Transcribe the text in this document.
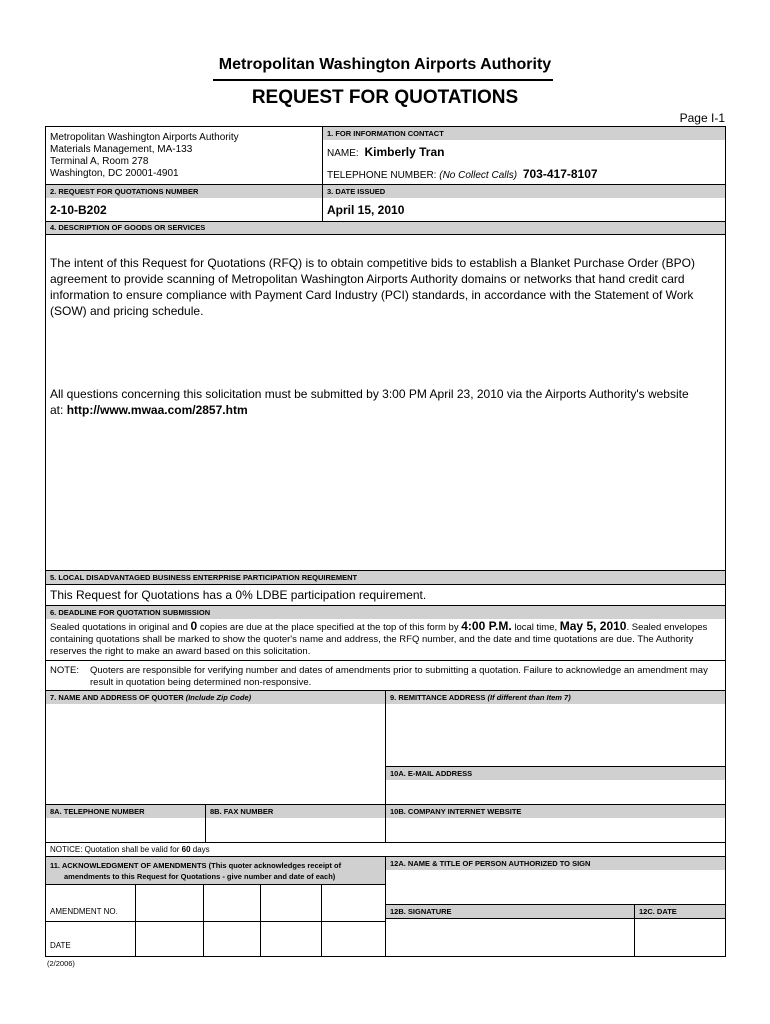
Metropolitan Washington Airports Authority
REQUEST FOR QUOTATIONS
Page I-1
Metropolitan Washington Airports Authority
Materials Management, MA-133
Terminal A, Room 278
Washington, DC 20001-4901
1. FOR INFORMATION CONTACT
NAME: Kimberly Tran
TELEPHONE NUMBER: (No Collect Calls) 703-417-8107
2. REQUEST FOR QUOTATIONS NUMBER	3. DATE ISSUED
2-10-B202	April 15, 2010
4. DESCRIPTION OF GOODS OR SERVICES
The intent of this Request for Quotations (RFQ) is to obtain competitive bids to establish a Blanket Purchase Order (BPO) agreement to provide scanning of Metropolitan Washington Airports Authority domains or networks that hand credit card information to ensure compliance with Payment Card Industry (PCI) standards, in accordance with the Statement of Work (SOW) and pricing schedule.
All questions concerning this solicitation must be submitted by 3:00 PM April 23, 2010 via the Airports Authority's website at: http://www.mwaa.com/2857.htm
5. LOCAL DISADVANTAGED BUSINESS ENTERPRISE PARTICIPATION REQUIREMENT
This Request for Quotations has a 0% LDBE participation requirement.
6. DEADLINE FOR QUOTATION SUBMISSION
Sealed quotations in original and 0 copies are due at the place specified at the top of this form by 4:00 P.M. local time, May 5, 2010. Sealed envelopes containing quotations shall be marked to show the quoter's name and address, the RFQ number, and the date and time quotations are due. The Authority reserves the right to make an award based on this solicitation.
NOTE: Quoters are responsible for verifying number and dates of amendments prior to submitting a quotation. Failure to acknowledge an amendment may result in quotation being determined non-responsive.
7. NAME AND ADDRESS OF QUOTER (Include Zip Code)	9. REMITTANCE ADDRESS (If different than Item 7)
10A. E-MAIL ADDRESS
8A. TELEPHONE NUMBER	8B. FAX NUMBER	10B. COMPANY INTERNET WEBSITE
NOTICE: Quotation shall be valid for 60 days
11. ACKNOWLEDGMENT OF AMENDMENTS (This quoter acknowledges receipt of
amendments to this Request for Quotations - give number and date of each)
AMENDMENT NO.
DATE
12A. NAME & TITLE OF PERSON AUTHORIZED TO SIGN
12B. SIGNATURE	12C. DATE
(2/2006)
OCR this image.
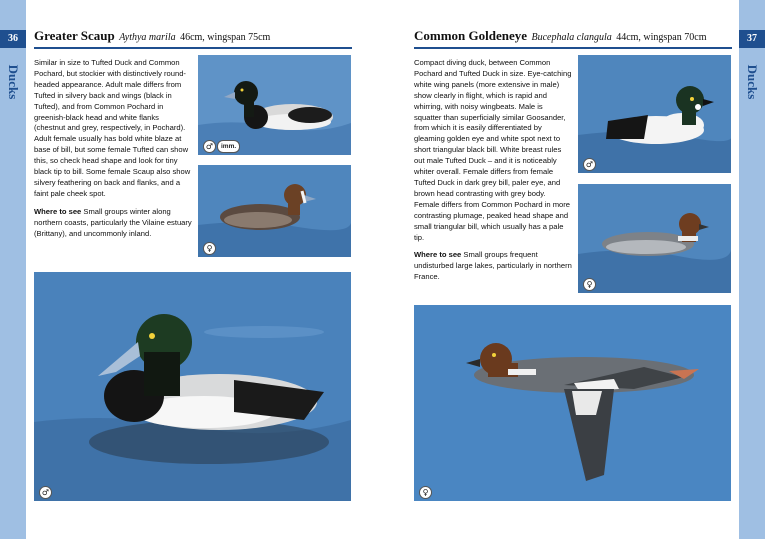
36
Ducks
37
Ducks
Greater Scaup Aythya marila 46cm, wingspan 75cm	Common Goldeneye Bucephala clangula 44cm, wingspan 70cm

Similar in size to Tufted Duck and Common Pochard, but stockier with distinctively round-headed appearance. Adult male differs from Tufted in silvery back and wings (black in Tufted), and from Common Pochard in greenish-black head and white flanks (chestnut and grey, respectively, in Pochard). Adult female usually has bold white blaze at base of bill, but some female Tufted can show this, so check head shape and look for tiny black tip to bill. Some female Scaup also show silvery feathering on back and flanks, and a faint pale cheek spot.

Where to see Small groups winter along northern coasts, particularly the Vilaine estuary (Brittany), and uncommonly inland.

Compact diving duck, between Common Pochard and Tufted Duck in size. Eye-catching white wing panels (more extensive in male) show clearly in flight, which is rapid and whirring, with noisy wingbeats. Male is squatter than superficially similar Goosander, from which it is easily differentiated by gleaming golden eye and white spot next to short triangular black bill. White breast rules out male Tufted Duck – and it is noticeably whiter overall. Female differs from female Tufted Duck in dark grey bill, paler eye, and brown head contrasting with grey body. Female differs from Common Pochard in more contrasting plumage, peaked head shape and small triangular bill, which usually has a pale tip.

Where to see Small groups frequent undisturbed large lakes, particularly in northern France.

♂	imm.
♀
♂
♂
♀
♀
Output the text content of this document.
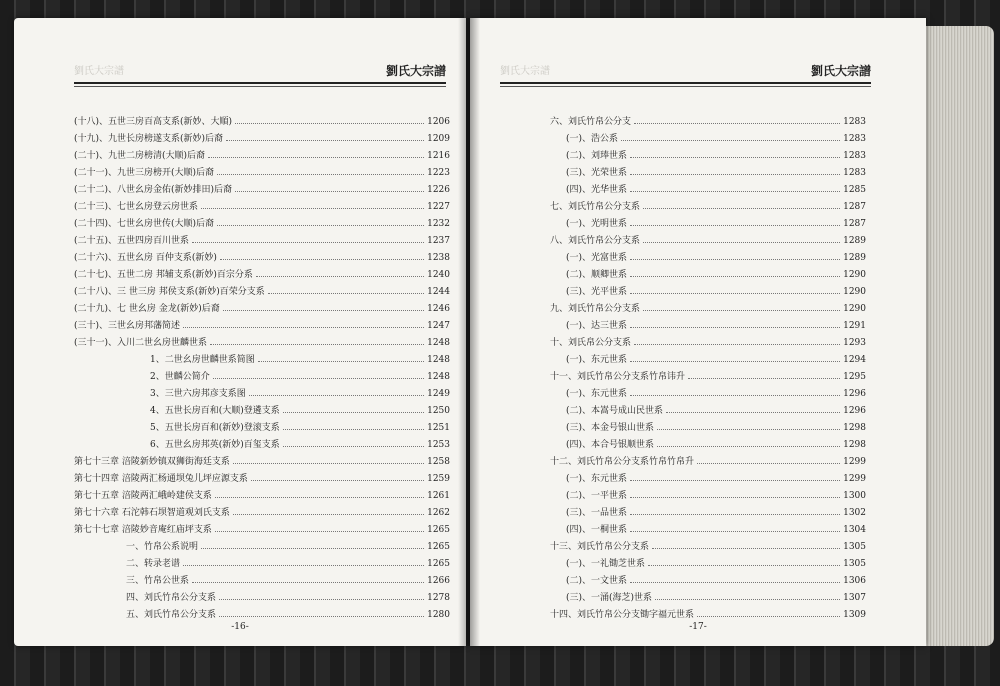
劉氏大宗譜	劉氏大宗譜
(十八)、五世三房百高支系(新妙、大順)	1206
(十九)、九世长房榜遂支系(新妙)后裔	1209
(二十)、九世二房榜清(大顺)后裔	1216
(二十一)、九世三房榜开(大顺)后裔	1223
(二十二)、八世幺房金佑(新妙排田)后裔	1226
(二十三)、七世幺房登云房世系	1227
(二十四)、七世幺房世传(大顺)后裔	1232
(二十五)、五世四房百川世系	1237
(二十六)、五世幺房 百仲支系(新妙)	1238
(二十七)、五世二房 邦辅支系(新妙)百宗分系	1240
(二十八)、三 世三房 邦侯支系(新妙)百荣分支系	1244
(二十九)、七 世幺房 金龙(新妙)后裔	1246
(三十)、三世幺房邦藩简述	1247
(三十一)、入川二世幺房世麟世系	1248
1、二世幺房世麟世系简图	1248
2、世麟公简介	1248
3、三世六房邦彦支系图	1249
4、五世长房百和(大顺)登遴支系	1250
5、五世长房百和(新妙)登滚支系	1251
6、五世幺房邦英(新妙)百玺支系	1253
第七十三章 涪陵新妙镇双狮街海廷支系	1258
第七十四章 涪陵两汇杨通坝兔儿坪应源支系	1259
第七十五章 涪陵两汇峨岭建侯支系	1261
第七十六章 石沱韩石坝智道观刘氏支系	1262
第七十七章 涪陵妙音庵红庙坪支系	1265
一、竹帛公系说明	1265
二、转录老谱	1265
三、竹帛公世系	1266
四、刘氏竹帛公分支系	1278
五、刘氏竹帛公分支系	1280
-16-
劉氏大宗譜	劉氏大宗譜
六、刘氏竹帛公分支	1283
(一)、浩公系	1283
(二)、刘琫世系	1283
(三)、光荣世系	1283
(四)、光华世系	1285
七、刘氏竹帛公分支系	1287
(一)、光明世系	1287
八、刘氏竹帛公分支系	1289
(一)、光富世系	1289
(二)、顺卿世系	1290
(三)、光平世系	1290
九、刘氏竹帛公分支系	1290
(一)、达三世系	1291
十、刘氏帛公分支系	1293
(一)、东元世系	1294
十一、刘氏竹帛公分支系竹帛讳升	1295
(一)、东元世系	1296
(二)、本嵩号成山民世系	1296
(三)、本金号银山世系	1298
(四)、本合号银顺世系	1298
十二、刘氏竹帛公分支系竹帛竹帛升	1299
(一)、东元世系	1299
(二)、一平世系	1300
(三)、一品世系	1302
(四)、一桐世系	1304
十三、刘氏竹帛公分支系	1305
(一)、一礼锄芝世系	1305
(二)、一文世系	1306
(三)、一涌(海芝)世系	1307
十四、刘氏竹帛公分支锄字福元世系	1309
-17-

----------------------------------------

Keep the pictures out and write out the records exactly.

* Full answer
Transcribe the text in this document.
Metropolitan Washington Airports Authority
REQUEST FOR QUOTATIONS
Page I-1
Metropolitan Washington Airports Authority
Materials Management, MA-133
Terminal A, Room 278
Washington, DC 20001-4901
1. FOR INFORMATION CONTACT
NAME: Kimberly Tran
TELEPHONE NUMBER: (No Collect Calls) 703-417-8107
2. REQUEST FOR QUOTATIONS NUMBER	3. DATE ISSUED
2-10-B202	April 15, 2010
4. DESCRIPTION OF GOODS OR SERVICES
The intent of this Request for Quotations (RFQ) is to obtain competitive bids to establish a Blanket Purchase Order (BPO) agreement to provide scanning of Metropolitan Washington Airports Authority domains or networks that hand credit card information to ensure compliance with Payment Card Industry (PCI) standards, in accordance with the Statement of Work (SOW) and pricing schedule.
All questions concerning this solicitation must be submitted by 3:00 PM April 23, 2010 via the Airports Authority's website at: http://www.mwaa.com/2857.htm
5. LOCAL DISADVANTAGED BUSINESS ENTERPRISE PARTICIPATION REQUIREMENT
This Request for Quotations has a 0% LDBE participation requirement.
6. DEADLINE FOR QUOTATION SUBMISSION
Sealed quotations in original and 0 copies are due at the place specified at the top of this form by 4:00 P.M. local time, May 5, 2010. Sealed envelopes containing quotations shall be marked to show the quoter's name and address, the RFQ number, and the date and time quotations are due. The Authority reserves the right to make an award based on this solicitation.
NOTE: Quoters are responsible for verifying number and dates of amendments prior to submitting a quotation. Failure to acknowledge an amendment may result in quotation being determined non-responsive.
7. NAME AND ADDRESS OF QUOTER (Include Zip Code)	9. REMITTANCE ADDRESS (If different than Item 7)
10A. E-MAIL ADDRESS
8A. TELEPHONE NUMBER	8B. FAX NUMBER	10B. COMPANY INTERNET WEBSITE
NOTICE: Quotation shall be valid for 60 days
11. ACKNOWLEDGMENT OF AMENDMENTS (This quoter acknowledges receipt of
amendments to this Request for Quotations - give number and date of each)
AMENDMENT NO.
DATE
12A. NAME & TITLE OF PERSON AUTHORIZED TO SIGN
12B. SIGNATURE	12C. DATE
(2/2006)
OCR this image.
36
Ducks
37
Ducks
Greater Scaup Aythya marila 46cm, wingspan 75cm	Common Goldeneye Bucephala clangula 44cm, wingspan 70cm

Similar in size to Tufted Duck and Common Pochard, but stockier with distinctively round-headed appearance. Adult male differs from Tufted in silvery back and wings (black in Tufted), and from Common Pochard in greenish-black head and white flanks (chestnut and grey, respectively, in Pochard). Adult female usually has bold white blaze at base of bill, but some female Tufted can show this, so check head shape and look for tiny black tip to bill. Some female Scaup also show silvery feathering on back and flanks, and a faint pale cheek spot.

Where to see Small groups winter along northern coasts, particularly the Vilaine estuary (Brittany), and uncommonly inland.

Compact diving duck, between Common Pochard and Tufted Duck in size. Eye-catching white wing panels (more extensive in male) show clearly in flight, which is rapid and whirring, with noisy wingbeats. Male is squatter than superficially similar Goosander, from which it is easily differentiated by gleaming golden eye and white spot next to short triangular black bill. White breast rules out male Tufted Duck – and it is noticeably whiter overall. Female differs from female Tufted Duck in dark grey bill, paler eye, and brown head contrasting with grey body. Female differs from Common Pochard in more contrasting plumage, peaked head shape and small triangular bill, which usually has a pale tip.

Where to see Small groups frequent undisturbed large lakes, particularly in northern France.

♂	imm.
♀
♂
♂
♀
♀
Output the text content of this document.
劉氏大宗譜	劉氏大宗譜
(十八)、五世三房百高支系(新妙、大順)	1206
(十九)、九世长房榜遂支系(新妙)后裔	1209
(二十)、九世二房榜清(大顺)后裔	1216
(二十一)、九世三房榜开(大顺)后裔	1223
(二十二)、八世幺房金佑(新妙排田)后裔	1226
(二十三)、七世幺房登云房世系	1227
(二十四)、七世幺房世传(大顺)后裔	1232
(二十五)、五世四房百川世系	1237
(二十六)、五世幺房 百仲支系(新妙)	1238
(二十七)、五世二房 邦辅支系(新妙)百宗分系	1240
(二十八)、三 世三房 邦侯支系(新妙)百荣分支系	1244
(二十九)、七 世幺房 金龙(新妙)后裔	1246
(三十)、三世幺房邦藩简述	1247
(三十一)、入川二世幺房世麟世系	1248
1、二世幺房世麟世系简图	1248
2、世麟公简介	1248
3、三世六房邦彦支系图	1249
4、五世长房百和(大顺)登遴支系	1250
5、五世长房百和(新妙)登滚支系	1251
6、五世幺房邦英(新妙)百玺支系	1253
第七十三章 涪陵新妙镇双狮街海廷支系	1258
第七十四章 涪陵两汇杨通坝兔儿坪应源支系	1259
第七十五章 涪陵两汇峨岭建侯支系	1261
第七十六章 石沱韩石坝智道观刘氏支系	1262
第七十七章 涪陵妙音庵红庙坪支系	1265
一、竹帛公系说明	1265
二、转录老谱	1265
三、竹帛公世系	1266
四、刘氏竹帛公分支系	1278
五、刘氏竹帛公分支系	1280
-16-
劉氏大宗譜	劉氏大宗譜
六、刘氏竹帛公分支	1283
(一)、浩公系	1283
(二)、刘琫世系	1283
(三)、光荣世系	1283
(四)、光华世系	1285
七、刘氏竹帛公分支系	1287
(一)、光明世系	1287
八、刘氏竹帛公分支系	1289
(一)、光富世系	1289
(二)、顺卿世系	1290
(三)、光平世系	1290
九、刘氏竹帛公分支系	1290
(一)、达三世系	1291
十、刘氏帛公分支系	1293
(一)、东元世系	1294
十一、刘氏竹帛公分支系竹帛讳升	1295
(一)、东元世系	1296
(二)、本嵩号成山民世系	1296
(三)、本金号银山世系	1298
(四)、本合号银顺世系	1298
十二、刘氏竹帛公分支系竹帛竹帛升	1299
(一)、东元世系	1299
(二)、一平世系	1300
(三)、一品世系	1302
(四)、一桐世系	1304
十三、刘氏竹帛公分支系	1305
(一)、一礼锄芝世系	1305
(二)、一文世系	1306
(三)、一涌(海芝)世系	1307
十四、刘氏竹帛公分支锄字福元世系	1309
-17-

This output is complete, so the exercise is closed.